* OBJECTIVE *
Copy all of the material word for word, except for the pictures.

* SUPPLIED DATA *
* * * *

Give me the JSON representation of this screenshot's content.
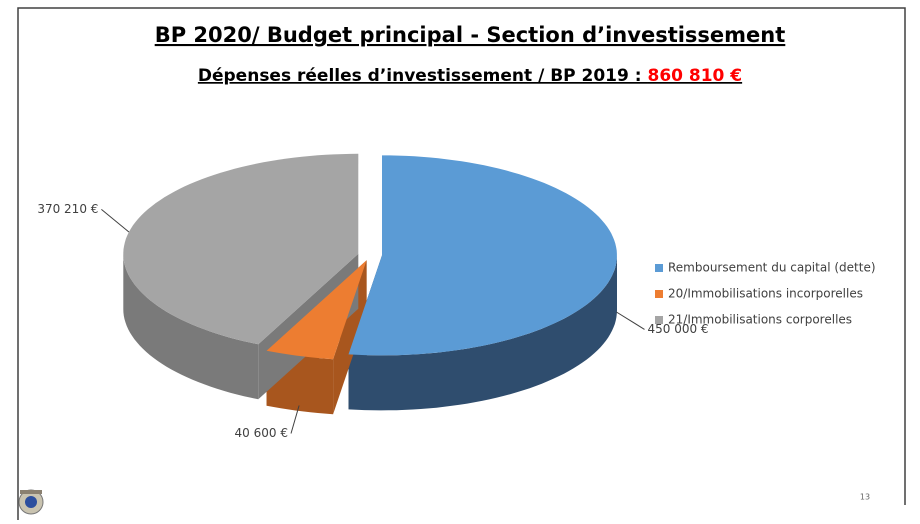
{
  "chart_data": {
    "type": "pie",
    "title": "BP 2020/ Budget principal - Section d’investissement",
    "subtitle": "Dépenses réelles d’investissement / BP 2019 : ",
    "total": {
      "value": 860810,
      "label": "860 810 €"
    },
    "categories": [
      "Remboursement du capital (dette)",
      "20/Immobilisations incorporelles",
      "21/Immobilisations corporelles"
    ],
    "values": [
      450000,
      40600,
      370210
    ],
    "value_labels": [
      "450 000 €",
      "40 600 €",
      "370 210 €"
    ],
    "colors": [
      "#5b9bd5",
      "#ed7d31",
      "#a5a5a5"
    ],
    "side_colors": [
      "#2f4d6e",
      "#a8561e",
      "#7a7a7a"
    ],
    "legend": "right"
  },
  "slide": {
    "page_number": 13
  }
}
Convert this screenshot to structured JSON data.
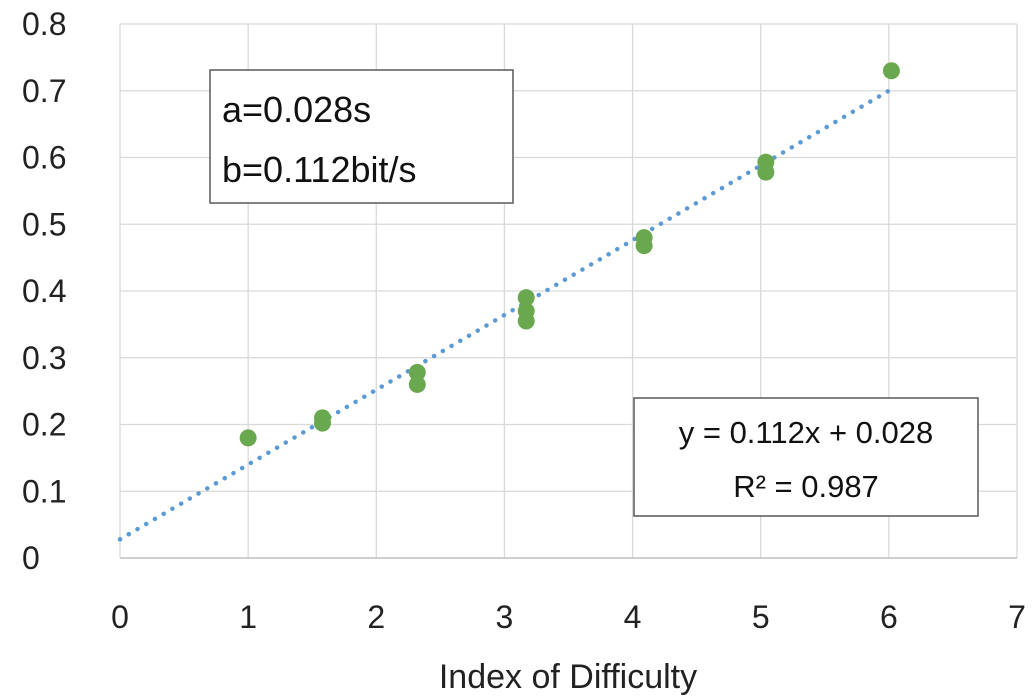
{
  "chart_data": {
    "type": "scatter",
    "title": "",
    "xlabel": "Index of Difficulty",
    "ylabel": "",
    "xlim": [
      0,
      7
    ],
    "ylim": [
      0,
      0.8
    ],
    "x_ticks": [
      "0",
      "1",
      "2",
      "3",
      "4",
      "5",
      "6",
      "7"
    ],
    "y_ticks": [
      "0",
      "0.1",
      "0.2",
      "0.3",
      "0.4",
      "0.5",
      "0.6",
      "0.7",
      "0.8"
    ],
    "grid": true,
    "series": [
      {
        "color": "#6aa84f",
        "points": [
          {
            "x": 1.0,
            "y": 0.18
          },
          {
            "x": 1.58,
            "y": 0.21
          },
          {
            "x": 1.58,
            "y": 0.202
          },
          {
            "x": 2.32,
            "y": 0.278
          },
          {
            "x": 2.32,
            "y": 0.26
          },
          {
            "x": 3.17,
            "y": 0.39
          },
          {
            "x": 3.17,
            "y": 0.37
          },
          {
            "x": 3.17,
            "y": 0.355
          },
          {
            "x": 4.09,
            "y": 0.48
          },
          {
            "x": 4.09,
            "y": 0.468
          },
          {
            "x": 5.04,
            "y": 0.593
          },
          {
            "x": 5.04,
            "y": 0.578
          },
          {
            "x": 6.02,
            "y": 0.73
          }
        ]
      }
    ],
    "trendline": {
      "type": "linear",
      "slope": 0.112,
      "intercept": 0.028,
      "x_range": [
        0,
        6
      ],
      "color": "#5b9bd5",
      "style": "dotted"
    },
    "annotations": {
      "params_line1": "a=0.028s",
      "params_line2": "b=0.112bit/s",
      "equation": "y = 0.112x + 0.028",
      "r_squared": "R² = 0.987"
    }
  }
}
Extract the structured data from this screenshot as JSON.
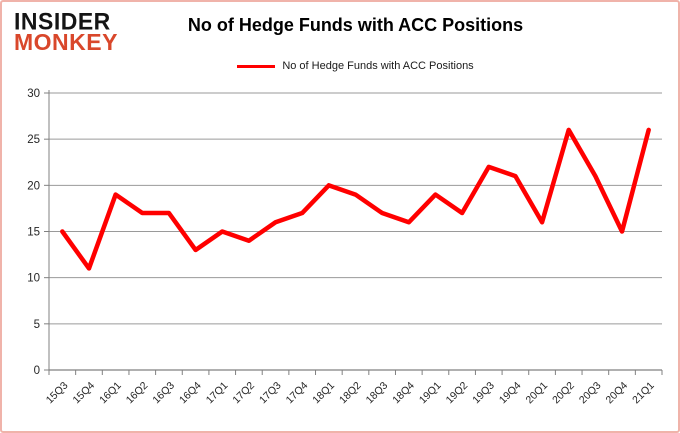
{
  "logo": {
    "line1": "INSIDER",
    "line2": "MONKEY"
  },
  "header": {
    "title": "No of Hedge Funds with ACC Positions"
  },
  "legend": {
    "label": "No of Hedge Funds with ACC Positions",
    "line_color": "#ff0000"
  },
  "colors": {
    "series_red": "#ff0000",
    "logo_red": "#d9472b",
    "gridline": "#9a9a9a",
    "axis": "#808080",
    "tick_text": "#262626",
    "frame_border": "#f0b3aa"
  },
  "chart_data": {
    "type": "line",
    "title": "No of Hedge Funds with ACC Positions",
    "categories": [
      "15Q3",
      "15Q4",
      "16Q1",
      "16Q2",
      "16Q3",
      "16Q4",
      "17Q1",
      "17Q2",
      "17Q3",
      "17Q4",
      "18Q1",
      "18Q2",
      "18Q3",
      "18Q4",
      "19Q1",
      "19Q2",
      "19Q3",
      "19Q4",
      "20Q1",
      "20Q2",
      "20Q3",
      "20Q4",
      "21Q1"
    ],
    "series": [
      {
        "name": "No of Hedge Funds with ACC Positions",
        "color": "#ff0000",
        "values": [
          15,
          11,
          19,
          17,
          17,
          13,
          15,
          14,
          16,
          17,
          20,
          19,
          17,
          16,
          19,
          17,
          22,
          21,
          16,
          26,
          21,
          15,
          26
        ]
      }
    ],
    "xlabel": "",
    "ylabel": "",
    "ylim": [
      0,
      30
    ],
    "yticks": [
      0,
      5,
      10,
      15,
      20,
      25,
      30
    ],
    "grid": true,
    "legend_position": "top-center"
  }
}
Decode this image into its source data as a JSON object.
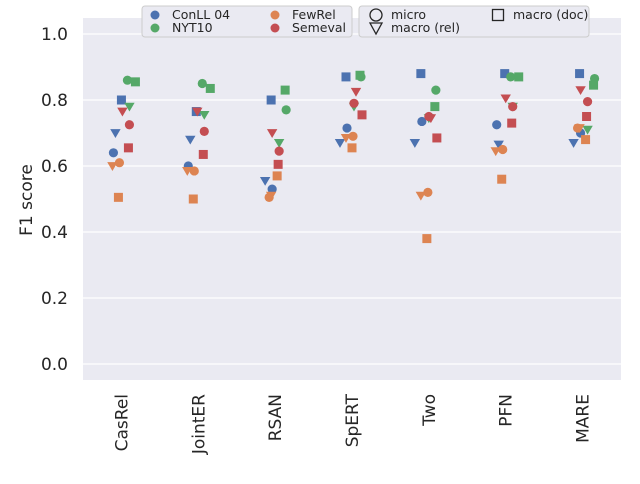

* * * *

* WORKED ANSWER *
Give me the JSON representation of this screenshot's content.
{
  "chart_data": {
    "type": "pie",
    "title": "BP 2020/ Budget principal - Section d’investissement",
    "subtitle": "Dépenses réelles d’investissement / BP 2019 : ",
    "total": {
      "value": 860810,
      "label": "860 810 €"
    },
    "categories": [
      "Remboursement du capital (dette)",
      "20/Immobilisations incorporelles",
      "21/Immobilisations corporelles"
    ],
    "values": [
      450000,
      40600,
      370210
    ],
    "value_labels": [
      "450 000 €",
      "40 600 €",
      "370 210 €"
    ],
    "colors": [
      "#5b9bd5",
      "#ed7d31",
      "#a5a5a5"
    ],
    "side_colors": [
      "#2f4d6e",
      "#a8561e",
      "#7a7a7a"
    ],
    "legend": "right"
  },
  "slide": {
    "page_number": 13
  }
}
Convert this screenshot to structured JSON data.
{
  "chart_data": {
    "type": "scatter",
    "title": "",
    "xlabel": "Index of Difficulty",
    "ylabel": "",
    "xlim": [
      0,
      7
    ],
    "ylim": [
      0,
      0.8
    ],
    "x_ticks": [
      "0",
      "1",
      "2",
      "3",
      "4",
      "5",
      "6",
      "7"
    ],
    "y_ticks": [
      "0",
      "0.1",
      "0.2",
      "0.3",
      "0.4",
      "0.5",
      "0.6",
      "0.7",
      "0.8"
    ],
    "grid": true,
    "series": [
      {
        "color": "#6aa84f",
        "points": [
          {
            "x": 1.0,
            "y": 0.18
          },
          {
            "x": 1.58,
            "y": 0.21
          },
          {
            "x": 1.58,
            "y": 0.202
          },
          {
            "x": 2.32,
            "y": 0.278
          },
          {
            "x": 2.32,
            "y": 0.26
          },
          {
            "x": 3.17,
            "y": 0.39
          },
          {
            "x": 3.17,
            "y": 0.37
          },
          {
            "x": 3.17,
            "y": 0.355
          },
          {
            "x": 4.09,
            "y": 0.48
          },
          {
            "x": 4.09,
            "y": 0.468
          },
          {
            "x": 5.04,
            "y": 0.593
          },
          {
            "x": 5.04,
            "y": 0.578
          },
          {
            "x": 6.02,
            "y": 0.73
          }
        ]
      }
    ],
    "trendline": {
      "type": "linear",
      "slope": 0.112,
      "intercept": 0.028,
      "x_range": [
        0,
        6
      ],
      "color": "#5b9bd5",
      "style": "dotted"
    },
    "annotations": {
      "params_line1": "a=0.028s",
      "params_line2": "b=0.112bit/s",
      "equation": "y = 0.112x + 0.028",
      "r_squared": "R² = 0.987"
    }
  }
}
Extract the structured data from this screenshot as JSON.
{
  "logo": {
    "line1": "INSIDER",
    "line2": "MONKEY"
  },
  "header": {
    "title": "No of Hedge Funds with ACC Positions"
  },
  "legend": {
    "label": "No of Hedge Funds with ACC Positions",
    "line_color": "#ff0000"
  },
  "colors": {
    "series_red": "#ff0000",
    "logo_red": "#d9472b",
    "gridline": "#9a9a9a",
    "axis": "#808080",
    "tick_text": "#262626",
    "frame_border": "#f0b3aa"
  },
  "chart_data": {
    "type": "line",
    "title": "No of Hedge Funds with ACC Positions",
    "categories": [
      "15Q3",
      "15Q4",
      "16Q1",
      "16Q2",
      "16Q3",
      "16Q4",
      "17Q1",
      "17Q2",
      "17Q3",
      "17Q4",
      "18Q1",
      "18Q2",
      "18Q3",
      "18Q4",
      "19Q1",
      "19Q2",
      "19Q3",
      "19Q4",
      "20Q1",
      "20Q2",
      "20Q3",
      "20Q4",
      "21Q1"
    ],
    "series": [
      {
        "name": "No of Hedge Funds with ACC Positions",
        "color": "#ff0000",
        "values": [
          15,
          11,
          19,
          17,
          17,
          13,
          15,
          14,
          16,
          17,
          20,
          19,
          17,
          16,
          19,
          17,
          22,
          21,
          16,
          26,
          21,
          15,
          26
        ]
      }
    ],
    "xlabel": "",
    "ylabel": "",
    "ylim": [
      0,
      30
    ],
    "yticks": [
      0,
      5,
      10,
      15,
      20,
      25,
      30
    ],
    "grid": true,
    "legend_position": "top-center"
  }
}
Decode this image into its source data as a JSON object.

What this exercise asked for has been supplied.